● Data lines
----------

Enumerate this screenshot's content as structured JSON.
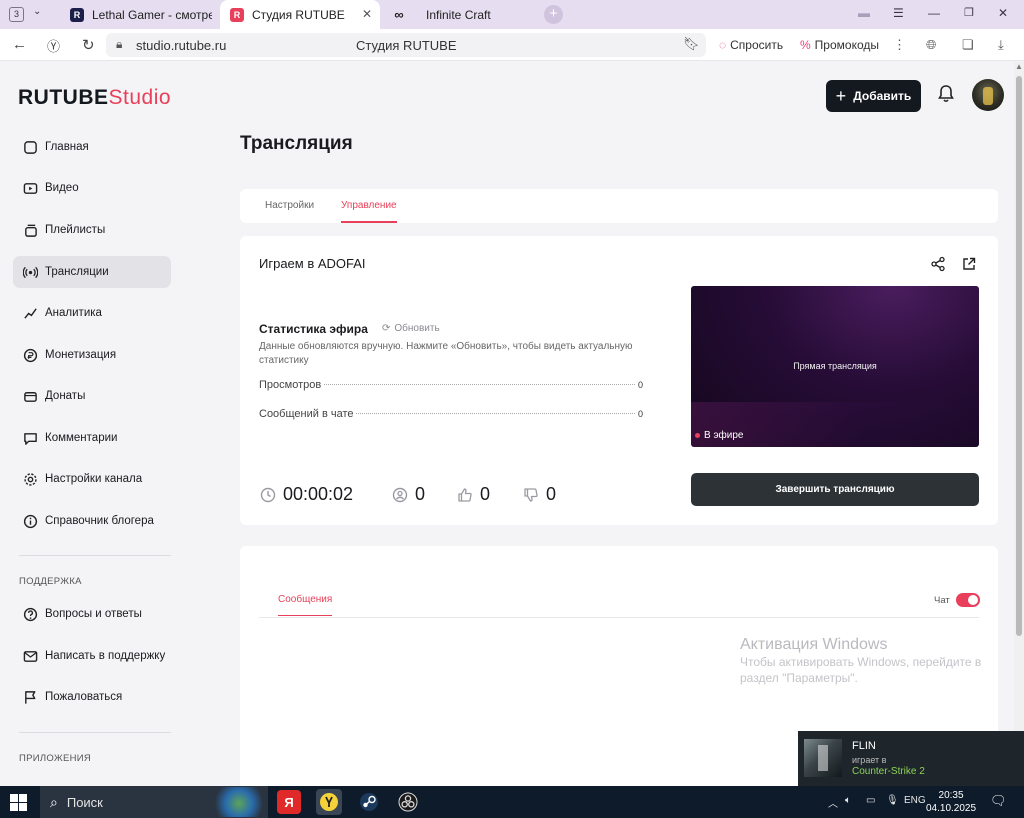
{
  "browser": {
    "tab_count": "3",
    "tabs": [
      {
        "title": "Lethal Gamer - смотреть",
        "favicon": "R"
      },
      {
        "title": "Студия RUTUBE",
        "favicon": "R"
      },
      {
        "title": "Infinite Craft",
        "favicon": "∞"
      }
    ],
    "url": "studio.rutube.ru",
    "page_title": "Студия RUTUBE",
    "ask_label": "Спросить",
    "promo_label": "Промокоды"
  },
  "header": {
    "logo_main": "RUTUBE",
    "logo_studio": "Studio",
    "add_button": "Добавить"
  },
  "sidebar": {
    "items": [
      {
        "label": "Главная",
        "icon": "home-icon"
      },
      {
        "label": "Видео",
        "icon": "video-icon"
      },
      {
        "label": "Плейлисты",
        "icon": "playlist-icon"
      },
      {
        "label": "Трансляции",
        "icon": "broadcast-icon"
      },
      {
        "label": "Аналитика",
        "icon": "analytics-icon"
      },
      {
        "label": "Монетизация",
        "icon": "monetization-icon"
      },
      {
        "label": "Донаты",
        "icon": "donate-icon"
      },
      {
        "label": "Комментарии",
        "icon": "comment-icon"
      },
      {
        "label": "Настройки канала",
        "icon": "settings-icon"
      },
      {
        "label": "Справочник блогера",
        "icon": "info-icon"
      }
    ],
    "support_section": "ПОДДЕРЖКА",
    "support_items": [
      {
        "label": "Вопросы и ответы",
        "icon": "faq-icon"
      },
      {
        "label": "Написать в поддержку",
        "icon": "mail-icon"
      },
      {
        "label": "Пожаловаться",
        "icon": "flag-icon"
      }
    ],
    "apps_section": "ПРИЛОЖЕНИЯ"
  },
  "main": {
    "title": "Трансляция",
    "tabs": [
      "Настройки",
      "Управление"
    ],
    "stream": {
      "name": "Играем в ADOFAI",
      "stats_title": "Статистика эфира",
      "refresh_label": "Обновить",
      "stats_note": "Данные обновляются вручную. Нажмите «Обновить», чтобы видеть актуальную статистику",
      "views_label": "Просмотров",
      "views_value": "0",
      "chat_messages_label": "Сообщений в чате",
      "chat_messages_value": "0",
      "duration": "00:00:02",
      "viewers": "0",
      "likes": "0",
      "dislikes": "0",
      "preview_label": "Прямая трансляция",
      "live_badge": "В эфире",
      "end_button": "Завершить трансляцию"
    },
    "messages": {
      "tab_label": "Сообщения",
      "chat_label": "Чат",
      "chat_enabled": true
    }
  },
  "windows_activation": {
    "title": "Активация Windows",
    "text": "Чтобы активировать Windows, перейдите в раздел \"Параметры\"."
  },
  "notification": {
    "name": "FLIN",
    "status": "играет в",
    "game": "Counter-Strike 2"
  },
  "taskbar": {
    "search_placeholder": "Поиск",
    "language": "ENG",
    "time": "20:35",
    "date": "04.10.2025"
  },
  "colors": {
    "accent": "#e8405a",
    "dark_button": "#14191f",
    "end_button": "#2c3236"
  }
}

----------

● Given task
Copy the material exactly. Do not include the pictures.

● Written answer
Enumerate this screenshot's content as structured JSON.
{
  "browser": {
    "tab_count": "3",
    "tabs": [
      {
        "title": "Lethal Gamer - смотреть",
        "favicon": "R"
      },
      {
        "title": "Студия RUTUBE",
        "favicon": "R"
      },
      {
        "title": "Infinite Craft",
        "favicon": "∞"
      }
    ],
    "url": "studio.rutube.ru",
    "page_title": "Студия RUTUBE",
    "ask_label": "Спросить",
    "promo_label": "Промокоды"
  },
  "header": {
    "logo_main": "RUTUBE",
    "logo_studio": "Studio",
    "add_button": "Добавить"
  },
  "sidebar": {
    "items": [
      {
        "label": "Главная",
        "icon": "home-icon"
      },
      {
        "label": "Видео",
        "icon": "video-icon"
      },
      {
        "label": "Плейлисты",
        "icon": "playlist-icon"
      },
      {
        "label": "Трансляции",
        "icon": "broadcast-icon"
      },
      {
        "label": "Аналитика",
        "icon": "analytics-icon"
      },
      {
        "label": "Монетизация",
        "icon": "monetization-icon"
      },
      {
        "label": "Донаты",
        "icon": "donate-icon"
      },
      {
        "label": "Комментарии",
        "icon": "comment-icon"
      },
      {
        "label": "Настройки канала",
        "icon": "settings-icon"
      },
      {
        "label": "Справочник блогера",
        "icon": "info-icon"
      }
    ],
    "support_section": "ПОДДЕРЖКА",
    "support_items": [
      {
        "label": "Вопросы и ответы",
        "icon": "faq-icon"
      },
      {
        "label": "Написать в поддержку",
        "icon": "mail-icon"
      },
      {
        "label": "Пожаловаться",
        "icon": "flag-icon"
      }
    ],
    "apps_section": "ПРИЛОЖЕНИЯ"
  },
  "main": {
    "title": "Трансляция",
    "tabs": [
      "Настройки",
      "Управление"
    ],
    "stream": {
      "name": "Играем в ADOFAI",
      "stats_title": "Статистика эфира",
      "refresh_label": "Обновить",
      "stats_note": "Данные обновляются вручную. Нажмите «Обновить», чтобы видеть актуальную статистику",
      "views_label": "Просмотров",
      "views_value": "0",
      "chat_messages_label": "Сообщений в чате",
      "chat_messages_value": "0",
      "duration": "00:00:02",
      "viewers": "0",
      "likes": "0",
      "dislikes": "0",
      "preview_label": "Прямая трансляция",
      "live_badge": "В эфире",
      "end_button": "Завершить трансляцию"
    },
    "messages": {
      "tab_label": "Сообщения",
      "chat_label": "Чат",
      "chat_enabled": true
    }
  },
  "windows_activation": {
    "title": "Активация Windows",
    "text": "Чтобы активировать Windows, перейдите в раздел \"Параметры\"."
  },
  "notification": {
    "name": "FLIN",
    "status": "играет в",
    "game": "Counter-Strike 2"
  },
  "taskbar": {
    "search_placeholder": "Поиск",
    "language": "ENG",
    "time": "20:35",
    "date": "04.10.2025"
  },
  "colors": {
    "accent": "#e8405a",
    "dark_button": "#14191f",
    "end_button": "#2c3236"
  }
}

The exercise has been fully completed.